## START Records for the exercise

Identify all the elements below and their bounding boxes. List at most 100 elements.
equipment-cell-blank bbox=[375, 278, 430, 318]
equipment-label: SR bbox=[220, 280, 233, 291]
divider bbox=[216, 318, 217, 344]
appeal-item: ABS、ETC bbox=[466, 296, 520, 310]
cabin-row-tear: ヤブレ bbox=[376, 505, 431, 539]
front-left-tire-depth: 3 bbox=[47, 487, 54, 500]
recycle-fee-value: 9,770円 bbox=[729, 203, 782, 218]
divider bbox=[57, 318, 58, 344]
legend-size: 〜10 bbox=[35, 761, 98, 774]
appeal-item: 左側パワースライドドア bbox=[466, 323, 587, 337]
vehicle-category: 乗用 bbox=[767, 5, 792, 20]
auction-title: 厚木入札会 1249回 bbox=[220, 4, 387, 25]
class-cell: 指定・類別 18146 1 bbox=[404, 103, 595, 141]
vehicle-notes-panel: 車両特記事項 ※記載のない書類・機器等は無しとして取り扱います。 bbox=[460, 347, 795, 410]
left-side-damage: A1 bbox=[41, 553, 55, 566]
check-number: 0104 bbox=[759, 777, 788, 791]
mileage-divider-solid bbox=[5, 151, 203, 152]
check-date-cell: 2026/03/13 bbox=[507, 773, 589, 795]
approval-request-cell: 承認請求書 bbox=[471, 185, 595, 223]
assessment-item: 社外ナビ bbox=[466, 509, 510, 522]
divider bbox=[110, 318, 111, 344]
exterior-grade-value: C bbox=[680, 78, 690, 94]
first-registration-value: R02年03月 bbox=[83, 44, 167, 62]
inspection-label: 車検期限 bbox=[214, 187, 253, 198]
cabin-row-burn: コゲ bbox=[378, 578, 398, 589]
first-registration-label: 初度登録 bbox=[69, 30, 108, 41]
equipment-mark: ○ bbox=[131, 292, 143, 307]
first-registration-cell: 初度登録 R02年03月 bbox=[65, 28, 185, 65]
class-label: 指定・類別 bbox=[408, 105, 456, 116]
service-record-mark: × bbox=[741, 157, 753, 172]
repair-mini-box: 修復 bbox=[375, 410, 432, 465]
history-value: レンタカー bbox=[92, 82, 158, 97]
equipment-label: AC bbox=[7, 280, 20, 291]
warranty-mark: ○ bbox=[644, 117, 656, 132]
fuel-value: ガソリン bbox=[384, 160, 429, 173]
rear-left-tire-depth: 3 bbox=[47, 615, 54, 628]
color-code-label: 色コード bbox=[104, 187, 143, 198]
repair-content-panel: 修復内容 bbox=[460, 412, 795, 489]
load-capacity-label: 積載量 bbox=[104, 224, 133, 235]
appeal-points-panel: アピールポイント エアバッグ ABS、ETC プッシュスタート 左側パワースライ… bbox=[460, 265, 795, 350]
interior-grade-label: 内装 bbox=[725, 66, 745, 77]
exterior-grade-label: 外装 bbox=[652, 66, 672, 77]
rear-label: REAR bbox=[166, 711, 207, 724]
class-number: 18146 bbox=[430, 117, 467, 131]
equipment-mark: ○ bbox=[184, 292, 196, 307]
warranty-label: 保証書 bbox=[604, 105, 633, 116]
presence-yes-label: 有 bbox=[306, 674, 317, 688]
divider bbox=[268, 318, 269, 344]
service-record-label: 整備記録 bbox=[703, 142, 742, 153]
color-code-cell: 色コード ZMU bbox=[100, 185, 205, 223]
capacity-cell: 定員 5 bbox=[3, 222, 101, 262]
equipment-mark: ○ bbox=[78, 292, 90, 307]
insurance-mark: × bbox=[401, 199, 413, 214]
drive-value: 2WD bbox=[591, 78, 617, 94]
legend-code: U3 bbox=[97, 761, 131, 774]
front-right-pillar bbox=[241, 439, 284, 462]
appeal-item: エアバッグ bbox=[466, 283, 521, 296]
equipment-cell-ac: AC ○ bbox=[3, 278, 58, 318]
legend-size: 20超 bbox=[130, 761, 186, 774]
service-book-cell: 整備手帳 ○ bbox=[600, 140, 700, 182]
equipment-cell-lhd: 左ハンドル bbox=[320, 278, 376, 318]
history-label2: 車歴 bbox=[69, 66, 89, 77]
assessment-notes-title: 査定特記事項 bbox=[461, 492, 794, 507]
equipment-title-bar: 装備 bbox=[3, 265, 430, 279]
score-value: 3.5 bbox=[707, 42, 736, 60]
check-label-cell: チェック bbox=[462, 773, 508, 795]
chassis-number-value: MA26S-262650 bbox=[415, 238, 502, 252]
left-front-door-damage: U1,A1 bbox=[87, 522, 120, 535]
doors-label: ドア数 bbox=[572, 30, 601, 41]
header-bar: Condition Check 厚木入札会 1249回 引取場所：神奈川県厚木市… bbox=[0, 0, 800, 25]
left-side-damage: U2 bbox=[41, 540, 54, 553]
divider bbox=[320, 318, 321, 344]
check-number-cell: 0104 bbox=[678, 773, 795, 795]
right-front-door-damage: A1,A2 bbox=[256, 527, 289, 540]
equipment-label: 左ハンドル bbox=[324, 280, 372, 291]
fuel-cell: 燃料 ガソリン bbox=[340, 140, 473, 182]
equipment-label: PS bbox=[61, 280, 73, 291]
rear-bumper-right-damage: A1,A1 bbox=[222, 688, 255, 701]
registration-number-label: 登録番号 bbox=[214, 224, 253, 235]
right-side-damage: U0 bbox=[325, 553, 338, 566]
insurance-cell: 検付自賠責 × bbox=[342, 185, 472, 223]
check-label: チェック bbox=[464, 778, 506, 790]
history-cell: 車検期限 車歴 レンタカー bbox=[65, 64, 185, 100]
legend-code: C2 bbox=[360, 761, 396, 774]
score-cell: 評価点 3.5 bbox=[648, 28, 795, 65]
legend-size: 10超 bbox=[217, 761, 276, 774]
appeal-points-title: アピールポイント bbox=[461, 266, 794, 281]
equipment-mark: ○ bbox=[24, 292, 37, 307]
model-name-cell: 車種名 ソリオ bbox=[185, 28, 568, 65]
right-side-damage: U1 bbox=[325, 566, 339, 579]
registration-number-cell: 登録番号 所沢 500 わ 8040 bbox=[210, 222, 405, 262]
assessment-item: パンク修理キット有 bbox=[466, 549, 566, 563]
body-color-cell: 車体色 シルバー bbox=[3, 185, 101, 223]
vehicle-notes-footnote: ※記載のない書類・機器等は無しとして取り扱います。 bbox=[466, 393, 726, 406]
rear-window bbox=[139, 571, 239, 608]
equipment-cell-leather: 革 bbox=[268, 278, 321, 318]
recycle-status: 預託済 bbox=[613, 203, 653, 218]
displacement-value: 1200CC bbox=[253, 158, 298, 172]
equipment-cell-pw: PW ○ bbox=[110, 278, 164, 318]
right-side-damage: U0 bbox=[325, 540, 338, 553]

## END Records for the exercise

Substitute "separator" for every "divider" in the data above, and write out all the lines again with nothing else altered.

# Finished answer:
Identify all the elements below and their bounding boxes. List at most 100 elements.
equipment-cell-blank bbox=[375, 278, 430, 318]
equipment-label: SR bbox=[220, 280, 233, 291]
separator bbox=[216, 318, 217, 344]
appeal-item: ABS、ETC bbox=[466, 296, 520, 310]
cabin-row-tear: ヤブレ bbox=[376, 505, 431, 539]
front-left-tire-depth: 3 bbox=[47, 487, 54, 500]
recycle-fee-value: 9,770円 bbox=[729, 203, 782, 218]
separator bbox=[57, 318, 58, 344]
legend-size: 〜10 bbox=[35, 761, 98, 774]
appeal-item: 左側パワースライドドア bbox=[466, 323, 587, 337]
vehicle-category: 乗用 bbox=[767, 5, 792, 20]
auction-title: 厚木入札会 1249回 bbox=[220, 4, 387, 25]
class-cell: 指定・類別 18146 1 bbox=[404, 103, 595, 141]
vehicle-notes-panel: 車両特記事項 ※記載のない書類・機器等は無しとして取り扱います。 bbox=[460, 347, 795, 410]
left-side-damage: A1 bbox=[41, 553, 55, 566]
check-number: 0104 bbox=[759, 777, 788, 791]
mileage-separator-solid bbox=[5, 151, 203, 152]
check-date-cell: 2026/03/13 bbox=[507, 773, 589, 795]
approval-request-cell: 承認請求書 bbox=[471, 185, 595, 223]
assessment-item: 社外ナビ bbox=[466, 509, 510, 522]
separator bbox=[110, 318, 111, 344]
exterior-grade-value: C bbox=[680, 78, 690, 94]
first-registration-value: R02年03月 bbox=[83, 44, 167, 62]
inspection-label: 車検期限 bbox=[214, 187, 253, 198]
cabin-row-burn: コゲ bbox=[378, 578, 398, 589]
first-registration-label: 初度登録 bbox=[69, 30, 108, 41]
equipment-mark: ○ bbox=[131, 292, 143, 307]
first-registration-cell: 初度登録 R02年03月 bbox=[65, 28, 185, 65]
class-label: 指定・類別 bbox=[408, 105, 456, 116]
service-record-mark: × bbox=[741, 157, 753, 172]
repair-mini-box: 修復 bbox=[375, 410, 432, 465]
history-value: レンタカー bbox=[92, 82, 158, 97]
equipment-label: AC bbox=[7, 280, 20, 291]
warranty-mark: ○ bbox=[644, 117, 656, 132]
fuel-value: ガソリン bbox=[384, 160, 429, 173]
rear-left-tire-depth: 3 bbox=[47, 615, 54, 628]
color-code-label: 色コード bbox=[104, 187, 143, 198]
repair-content-panel: 修復内容 bbox=[460, 412, 795, 489]
load-capacity-label: 積載量 bbox=[104, 224, 133, 235]
appeal-points-panel: アピールポイント エアバッグ ABS、ETC プッシュスタート 左側パワースライ… bbox=[460, 265, 795, 350]
interior-grade-label: 内装 bbox=[725, 66, 745, 77]
exterior-grade-label: 外装 bbox=[652, 66, 672, 77]
rear-label: REAR bbox=[166, 711, 207, 724]
class-number: 18146 bbox=[430, 117, 467, 131]
equipment-mark: ○ bbox=[184, 292, 196, 307]
warranty-label: 保証書 bbox=[604, 105, 633, 116]
presence-yes-label: 有 bbox=[306, 674, 317, 688]
separator bbox=[268, 318, 269, 344]
service-record-label: 整備記録 bbox=[703, 142, 742, 153]
color-code-cell: 色コード ZMU bbox=[100, 185, 205, 223]
capacity-cell: 定員 5 bbox=[3, 222, 101, 262]
equipment-mark: ○ bbox=[78, 292, 90, 307]
insurance-mark: × bbox=[401, 199, 413, 214]
drive-value: 2WD bbox=[591, 78, 617, 94]
legend-code: U3 bbox=[97, 761, 131, 774]
front-right-pillar bbox=[241, 439, 284, 462]
appeal-item: エアバッグ bbox=[466, 283, 521, 296]
equipment-cell-ac: AC ○ bbox=[3, 278, 58, 318]
legend-size: 20超 bbox=[130, 761, 186, 774]
service-book-cell: 整備手帳 ○ bbox=[600, 140, 700, 182]
equipment-cell-lhd: 左ハンドル bbox=[320, 278, 376, 318]
history-label2: 車歴 bbox=[69, 66, 89, 77]
assessment-notes-title: 査定特記事項 bbox=[461, 492, 794, 507]
equipment-title-bar: 装備 bbox=[3, 265, 430, 279]
score-value: 3.5 bbox=[707, 42, 736, 60]
check-label-cell: チェック bbox=[462, 773, 508, 795]
chassis-number-value: MA26S-262650 bbox=[415, 238, 502, 252]
left-front-door-damage: U1,A1 bbox=[87, 522, 120, 535]
doors-label: ドア数 bbox=[572, 30, 601, 41]
header-bar: Condition Check 厚木入札会 1249回 引取場所：神奈川県厚木市… bbox=[0, 0, 800, 25]
left-side-damage: U2 bbox=[41, 540, 54, 553]
separator bbox=[320, 318, 321, 344]
check-number-cell: 0104 bbox=[678, 773, 795, 795]
right-front-door-damage: A1,A2 bbox=[256, 527, 289, 540]
equipment-label: 左ハンドル bbox=[324, 280, 372, 291]
fuel-cell: 燃料 ガソリン bbox=[340, 140, 473, 182]
equipment-label: PS bbox=[61, 280, 73, 291]
rear-bumper-right-damage: A1,A1 bbox=[222, 688, 255, 701]
registration-number-label: 登録番号 bbox=[214, 224, 253, 235]
right-side-damage: U0 bbox=[325, 553, 338, 566]
insurance-cell: 検付自賠責 × bbox=[342, 185, 472, 223]
check-label: チェック bbox=[464, 778, 506, 790]
history-cell: 車検期限 車歴 レンタカー bbox=[65, 64, 185, 100]
legend-code: C2 bbox=[360, 761, 396, 774]
score-cell: 評価点 3.5 bbox=[648, 28, 795, 65]
legend-size: 10超 bbox=[217, 761, 276, 774]
appeal-points-title: アピールポイント bbox=[461, 266, 794, 281]
equipment-mark: ○ bbox=[24, 292, 37, 307]
model-name-cell: 車種名 ソリオ bbox=[185, 28, 568, 65]
right-side-damage: U1 bbox=[325, 566, 339, 579]
registration-number-cell: 登録番号 所沢 500 わ 8040 bbox=[210, 222, 405, 262]
assessment-item: パンク修理キット有 bbox=[466, 549, 566, 563]
body-color-cell: 車体色 シルバー bbox=[3, 185, 101, 223]
vehicle-notes-footnote: ※記載のない書類・機器等は無しとして取り扱います。 bbox=[466, 393, 726, 406]
rear-window bbox=[139, 571, 239, 608]
equipment-cell-leather: 革 bbox=[268, 278, 321, 318]
recycle-status: 預託済 bbox=[613, 203, 653, 218]
displacement-value: 1200CC bbox=[253, 158, 298, 172]
equipment-cell-pw: PW ○ bbox=[110, 278, 164, 318]
right-side-damage: U0 bbox=[325, 540, 338, 553]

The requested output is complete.